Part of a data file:
- - - - -

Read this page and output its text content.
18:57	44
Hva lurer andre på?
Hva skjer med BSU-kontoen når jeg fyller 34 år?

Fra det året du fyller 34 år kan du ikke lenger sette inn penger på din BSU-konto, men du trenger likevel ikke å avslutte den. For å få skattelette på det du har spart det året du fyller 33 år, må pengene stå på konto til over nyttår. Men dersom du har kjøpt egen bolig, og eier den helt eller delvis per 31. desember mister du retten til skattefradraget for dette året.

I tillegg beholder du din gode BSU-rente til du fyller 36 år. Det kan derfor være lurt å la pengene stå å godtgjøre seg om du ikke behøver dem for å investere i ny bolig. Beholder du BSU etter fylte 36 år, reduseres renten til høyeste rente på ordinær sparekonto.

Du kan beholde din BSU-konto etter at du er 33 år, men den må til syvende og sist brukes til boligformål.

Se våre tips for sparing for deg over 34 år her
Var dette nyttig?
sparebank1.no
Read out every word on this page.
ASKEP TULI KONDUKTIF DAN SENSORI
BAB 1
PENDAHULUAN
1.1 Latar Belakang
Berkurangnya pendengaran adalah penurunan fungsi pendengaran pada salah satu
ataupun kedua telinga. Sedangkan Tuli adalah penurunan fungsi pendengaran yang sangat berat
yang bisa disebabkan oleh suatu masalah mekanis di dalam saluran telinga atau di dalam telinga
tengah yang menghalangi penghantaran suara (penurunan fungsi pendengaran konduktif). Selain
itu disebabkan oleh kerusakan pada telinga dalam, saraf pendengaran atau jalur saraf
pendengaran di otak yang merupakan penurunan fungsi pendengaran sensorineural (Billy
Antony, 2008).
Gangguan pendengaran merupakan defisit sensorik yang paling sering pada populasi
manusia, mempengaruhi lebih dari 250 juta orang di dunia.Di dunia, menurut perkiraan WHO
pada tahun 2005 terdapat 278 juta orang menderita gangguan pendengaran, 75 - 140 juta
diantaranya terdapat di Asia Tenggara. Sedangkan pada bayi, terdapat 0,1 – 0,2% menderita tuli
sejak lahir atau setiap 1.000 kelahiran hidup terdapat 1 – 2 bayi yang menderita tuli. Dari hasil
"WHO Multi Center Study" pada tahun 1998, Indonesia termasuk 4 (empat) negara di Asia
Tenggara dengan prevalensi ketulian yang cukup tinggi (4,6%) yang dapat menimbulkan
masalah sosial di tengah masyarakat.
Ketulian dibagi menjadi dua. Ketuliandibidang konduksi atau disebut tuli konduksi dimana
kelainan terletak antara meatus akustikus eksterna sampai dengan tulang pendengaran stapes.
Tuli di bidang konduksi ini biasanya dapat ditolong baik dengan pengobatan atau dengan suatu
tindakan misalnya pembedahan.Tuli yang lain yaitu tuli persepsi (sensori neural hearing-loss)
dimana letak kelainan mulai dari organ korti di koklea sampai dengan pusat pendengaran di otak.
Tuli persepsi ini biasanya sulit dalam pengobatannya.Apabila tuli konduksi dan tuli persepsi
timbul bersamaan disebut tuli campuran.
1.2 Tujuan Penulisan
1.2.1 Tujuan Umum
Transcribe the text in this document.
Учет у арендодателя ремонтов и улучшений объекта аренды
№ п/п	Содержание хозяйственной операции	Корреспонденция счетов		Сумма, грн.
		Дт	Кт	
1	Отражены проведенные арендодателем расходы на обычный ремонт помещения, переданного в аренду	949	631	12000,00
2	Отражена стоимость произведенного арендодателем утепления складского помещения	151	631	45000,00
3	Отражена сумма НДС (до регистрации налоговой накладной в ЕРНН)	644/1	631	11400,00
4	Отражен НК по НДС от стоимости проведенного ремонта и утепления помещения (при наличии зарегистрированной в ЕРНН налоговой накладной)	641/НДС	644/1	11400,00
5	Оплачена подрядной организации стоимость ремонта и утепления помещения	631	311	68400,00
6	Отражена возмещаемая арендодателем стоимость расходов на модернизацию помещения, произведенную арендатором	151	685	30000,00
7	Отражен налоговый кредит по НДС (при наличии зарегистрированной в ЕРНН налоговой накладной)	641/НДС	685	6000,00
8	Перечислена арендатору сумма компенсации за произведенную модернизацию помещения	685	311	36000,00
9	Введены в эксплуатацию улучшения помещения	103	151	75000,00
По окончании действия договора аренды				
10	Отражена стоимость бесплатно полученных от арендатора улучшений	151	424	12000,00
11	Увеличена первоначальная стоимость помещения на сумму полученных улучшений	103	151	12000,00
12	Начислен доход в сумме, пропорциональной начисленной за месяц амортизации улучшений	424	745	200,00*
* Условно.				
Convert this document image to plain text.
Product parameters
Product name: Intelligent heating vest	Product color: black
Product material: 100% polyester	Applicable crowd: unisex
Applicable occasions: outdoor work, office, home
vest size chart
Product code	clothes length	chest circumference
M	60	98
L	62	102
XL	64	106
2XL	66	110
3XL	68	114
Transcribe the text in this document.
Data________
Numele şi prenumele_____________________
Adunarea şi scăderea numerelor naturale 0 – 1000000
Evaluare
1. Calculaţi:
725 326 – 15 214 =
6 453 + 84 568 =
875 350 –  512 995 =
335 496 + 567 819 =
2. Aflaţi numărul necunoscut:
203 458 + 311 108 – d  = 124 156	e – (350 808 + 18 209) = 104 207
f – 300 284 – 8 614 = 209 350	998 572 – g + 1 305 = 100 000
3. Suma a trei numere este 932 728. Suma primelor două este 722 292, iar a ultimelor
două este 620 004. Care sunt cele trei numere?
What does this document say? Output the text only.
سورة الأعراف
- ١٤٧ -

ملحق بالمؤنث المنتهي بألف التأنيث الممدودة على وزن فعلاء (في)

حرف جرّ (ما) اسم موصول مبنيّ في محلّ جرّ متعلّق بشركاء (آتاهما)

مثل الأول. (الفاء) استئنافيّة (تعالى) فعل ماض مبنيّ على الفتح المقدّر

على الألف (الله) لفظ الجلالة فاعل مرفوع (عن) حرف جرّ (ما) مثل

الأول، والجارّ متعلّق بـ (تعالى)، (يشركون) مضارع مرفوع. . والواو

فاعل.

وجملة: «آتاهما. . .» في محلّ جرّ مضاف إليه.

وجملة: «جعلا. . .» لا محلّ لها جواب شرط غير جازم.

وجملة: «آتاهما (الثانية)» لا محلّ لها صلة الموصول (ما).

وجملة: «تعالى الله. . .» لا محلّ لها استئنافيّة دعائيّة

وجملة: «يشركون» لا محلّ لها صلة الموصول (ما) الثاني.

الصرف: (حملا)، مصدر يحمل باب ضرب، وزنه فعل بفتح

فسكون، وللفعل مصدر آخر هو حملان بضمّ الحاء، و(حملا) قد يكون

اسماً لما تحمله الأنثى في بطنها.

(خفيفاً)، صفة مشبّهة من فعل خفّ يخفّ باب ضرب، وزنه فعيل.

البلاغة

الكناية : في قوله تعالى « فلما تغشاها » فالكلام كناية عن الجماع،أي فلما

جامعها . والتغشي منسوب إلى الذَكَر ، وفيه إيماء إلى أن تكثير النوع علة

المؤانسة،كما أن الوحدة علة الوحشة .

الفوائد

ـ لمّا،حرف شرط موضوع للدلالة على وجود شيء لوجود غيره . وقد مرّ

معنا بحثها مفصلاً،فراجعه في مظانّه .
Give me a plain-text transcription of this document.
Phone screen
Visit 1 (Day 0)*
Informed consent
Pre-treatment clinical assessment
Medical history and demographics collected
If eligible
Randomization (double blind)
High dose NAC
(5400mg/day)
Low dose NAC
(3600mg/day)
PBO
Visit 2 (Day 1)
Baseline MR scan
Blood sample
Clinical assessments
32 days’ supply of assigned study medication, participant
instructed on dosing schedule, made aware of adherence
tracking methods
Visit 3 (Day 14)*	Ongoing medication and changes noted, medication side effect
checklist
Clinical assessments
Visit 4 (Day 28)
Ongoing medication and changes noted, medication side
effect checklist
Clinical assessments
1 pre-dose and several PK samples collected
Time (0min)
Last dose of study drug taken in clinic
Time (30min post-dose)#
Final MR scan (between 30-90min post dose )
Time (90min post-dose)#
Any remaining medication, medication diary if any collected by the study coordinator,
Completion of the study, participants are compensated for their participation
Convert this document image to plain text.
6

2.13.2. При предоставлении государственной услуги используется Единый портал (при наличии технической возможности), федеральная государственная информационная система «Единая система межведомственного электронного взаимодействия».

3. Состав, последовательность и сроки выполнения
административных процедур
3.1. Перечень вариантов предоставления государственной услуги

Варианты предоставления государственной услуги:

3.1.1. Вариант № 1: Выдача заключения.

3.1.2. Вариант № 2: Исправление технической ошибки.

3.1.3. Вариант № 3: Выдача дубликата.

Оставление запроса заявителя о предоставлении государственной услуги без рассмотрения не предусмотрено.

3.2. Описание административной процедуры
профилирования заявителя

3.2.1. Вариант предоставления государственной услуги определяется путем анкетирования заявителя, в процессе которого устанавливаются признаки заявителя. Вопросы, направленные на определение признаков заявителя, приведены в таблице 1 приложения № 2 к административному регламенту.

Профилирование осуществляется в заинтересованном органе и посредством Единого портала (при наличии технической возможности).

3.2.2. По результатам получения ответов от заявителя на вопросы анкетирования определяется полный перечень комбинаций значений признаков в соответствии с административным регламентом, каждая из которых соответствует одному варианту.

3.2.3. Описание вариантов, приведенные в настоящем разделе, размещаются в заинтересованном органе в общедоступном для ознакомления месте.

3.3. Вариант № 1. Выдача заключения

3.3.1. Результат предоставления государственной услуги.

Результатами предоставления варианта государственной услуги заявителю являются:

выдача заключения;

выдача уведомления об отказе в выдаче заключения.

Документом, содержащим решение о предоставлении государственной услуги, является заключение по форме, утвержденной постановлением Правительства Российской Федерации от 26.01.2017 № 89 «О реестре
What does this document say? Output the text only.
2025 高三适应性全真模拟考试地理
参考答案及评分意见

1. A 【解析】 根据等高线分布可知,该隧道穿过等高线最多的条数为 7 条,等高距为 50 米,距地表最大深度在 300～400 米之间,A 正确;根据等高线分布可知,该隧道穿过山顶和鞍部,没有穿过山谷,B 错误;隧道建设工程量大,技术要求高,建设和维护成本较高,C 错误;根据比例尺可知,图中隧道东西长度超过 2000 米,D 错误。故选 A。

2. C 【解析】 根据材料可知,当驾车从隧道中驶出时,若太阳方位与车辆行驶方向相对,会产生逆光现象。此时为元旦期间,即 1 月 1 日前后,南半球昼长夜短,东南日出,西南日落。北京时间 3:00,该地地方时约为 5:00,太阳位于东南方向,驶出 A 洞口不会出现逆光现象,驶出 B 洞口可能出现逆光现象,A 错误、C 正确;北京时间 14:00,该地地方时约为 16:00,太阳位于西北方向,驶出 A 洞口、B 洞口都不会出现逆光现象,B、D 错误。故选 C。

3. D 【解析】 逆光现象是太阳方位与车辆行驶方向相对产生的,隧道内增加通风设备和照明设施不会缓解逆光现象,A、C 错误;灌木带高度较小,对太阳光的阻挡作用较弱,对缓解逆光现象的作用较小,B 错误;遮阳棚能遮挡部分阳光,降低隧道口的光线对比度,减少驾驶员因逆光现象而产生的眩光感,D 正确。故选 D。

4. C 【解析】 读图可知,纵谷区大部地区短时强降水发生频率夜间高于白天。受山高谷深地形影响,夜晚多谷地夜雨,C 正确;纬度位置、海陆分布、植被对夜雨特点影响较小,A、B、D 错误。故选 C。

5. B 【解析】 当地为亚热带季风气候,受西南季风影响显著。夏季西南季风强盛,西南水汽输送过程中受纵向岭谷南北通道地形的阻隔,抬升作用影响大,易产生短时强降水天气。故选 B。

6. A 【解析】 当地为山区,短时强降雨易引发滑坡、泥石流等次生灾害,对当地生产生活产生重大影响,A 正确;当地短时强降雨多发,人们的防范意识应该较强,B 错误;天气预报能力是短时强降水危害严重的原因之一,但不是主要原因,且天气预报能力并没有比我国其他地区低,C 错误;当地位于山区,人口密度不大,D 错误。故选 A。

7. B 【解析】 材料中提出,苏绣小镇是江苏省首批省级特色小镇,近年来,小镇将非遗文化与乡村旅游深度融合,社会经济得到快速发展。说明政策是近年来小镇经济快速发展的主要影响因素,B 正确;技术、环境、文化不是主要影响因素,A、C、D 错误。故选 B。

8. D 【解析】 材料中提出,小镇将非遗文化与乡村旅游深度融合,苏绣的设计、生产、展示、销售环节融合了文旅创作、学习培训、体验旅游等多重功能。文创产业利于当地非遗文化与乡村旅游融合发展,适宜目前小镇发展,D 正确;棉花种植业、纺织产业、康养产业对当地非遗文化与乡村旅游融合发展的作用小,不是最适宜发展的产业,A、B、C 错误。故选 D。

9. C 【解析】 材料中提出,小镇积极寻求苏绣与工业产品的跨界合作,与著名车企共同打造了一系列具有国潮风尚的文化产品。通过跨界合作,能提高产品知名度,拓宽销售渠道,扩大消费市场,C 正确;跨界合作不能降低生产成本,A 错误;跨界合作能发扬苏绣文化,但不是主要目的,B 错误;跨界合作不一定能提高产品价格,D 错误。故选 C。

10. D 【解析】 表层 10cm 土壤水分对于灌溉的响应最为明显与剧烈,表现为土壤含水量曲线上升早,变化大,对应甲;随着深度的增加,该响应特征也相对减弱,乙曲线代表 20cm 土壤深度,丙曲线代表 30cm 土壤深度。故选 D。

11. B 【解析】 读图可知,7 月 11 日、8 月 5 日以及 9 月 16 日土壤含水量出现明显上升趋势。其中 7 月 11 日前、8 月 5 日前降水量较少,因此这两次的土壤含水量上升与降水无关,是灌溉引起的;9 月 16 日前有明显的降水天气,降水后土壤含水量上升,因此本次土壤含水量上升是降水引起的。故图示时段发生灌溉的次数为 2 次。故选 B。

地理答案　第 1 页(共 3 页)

- - - - -

WHAT THE TASK ASKS:
Gather and copy every line of the data in which the string "suatu" is found.

THE RESULT:
yang bisa disebabkan oleh suatu masalah mekanis di dalam saluran telinga atau di dalam telinga
Tuli di bidang konduksi ini biasanya dapat ditolong baik dengan pengobatan atau dengan suatu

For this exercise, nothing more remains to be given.